Your task is to repeat the entries exactly. Leave the pictures out.

** start Extracted entries **

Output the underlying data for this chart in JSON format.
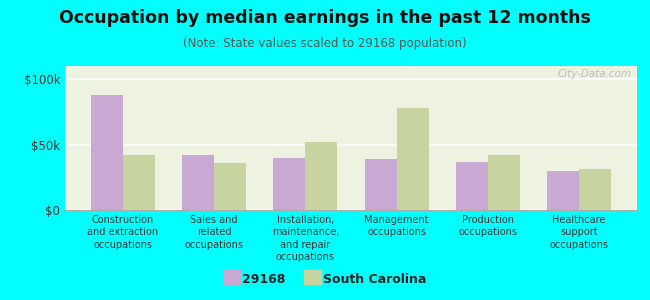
{
  "title": "Occupation by median earnings in the past 12 months",
  "subtitle": "(Note: State values scaled to 29168 population)",
  "categories": [
    "Construction\nand extraction\noccupations",
    "Sales and\nrelated\noccupations",
    "Installation,\nmaintenance,\nand repair\noccupations",
    "Management\noccupations",
    "Production\noccupations",
    "Healthcare\nsupport\noccupations"
  ],
  "values_29168": [
    88000,
    42000,
    40000,
    39000,
    37000,
    30000
  ],
  "values_sc": [
    42000,
    36000,
    52000,
    78000,
    42000,
    31000
  ],
  "color_29168": "#c9a8d4",
  "color_sc": "#c8d4a0",
  "background_plot": "#edf3e0",
  "background_fig": "#00ffff",
  "ylim": [
    0,
    110000
  ],
  "yticks": [
    0,
    50000,
    100000
  ],
  "ytick_labels": [
    "$0",
    "$50k",
    "$100k"
  ],
  "legend_label_1": "29168",
  "legend_label_2": "South Carolina",
  "watermark": "City-Data.com",
  "bar_width": 0.35
}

** end Extracted entries **

**Solution to this task**
Output the underlying data for this chart in JSON format.
{
  "title": "Occupation by median earnings in the past 12 months",
  "subtitle": "(Note: State values scaled to 29168 population)",
  "categories": [
    "Construction\nand extraction\noccupations",
    "Sales and\nrelated\noccupations",
    "Installation,\nmaintenance,\nand repair\noccupations",
    "Management\noccupations",
    "Production\noccupations",
    "Healthcare\nsupport\noccupations"
  ],
  "values_29168": [
    88000,
    42000,
    40000,
    39000,
    37000,
    30000
  ],
  "values_sc": [
    42000,
    36000,
    52000,
    78000,
    42000,
    31000
  ],
  "color_29168": "#c9a8d4",
  "color_sc": "#c8d4a0",
  "background_plot": "#edf3e0",
  "background_fig": "#00ffff",
  "ylim": [
    0,
    110000
  ],
  "yticks": [
    0,
    50000,
    100000
  ],
  "ytick_labels": [
    "$0",
    "$50k",
    "$100k"
  ],
  "legend_label_1": "29168",
  "legend_label_2": "South Carolina",
  "watermark": "City-Data.com",
  "bar_width": 0.35
}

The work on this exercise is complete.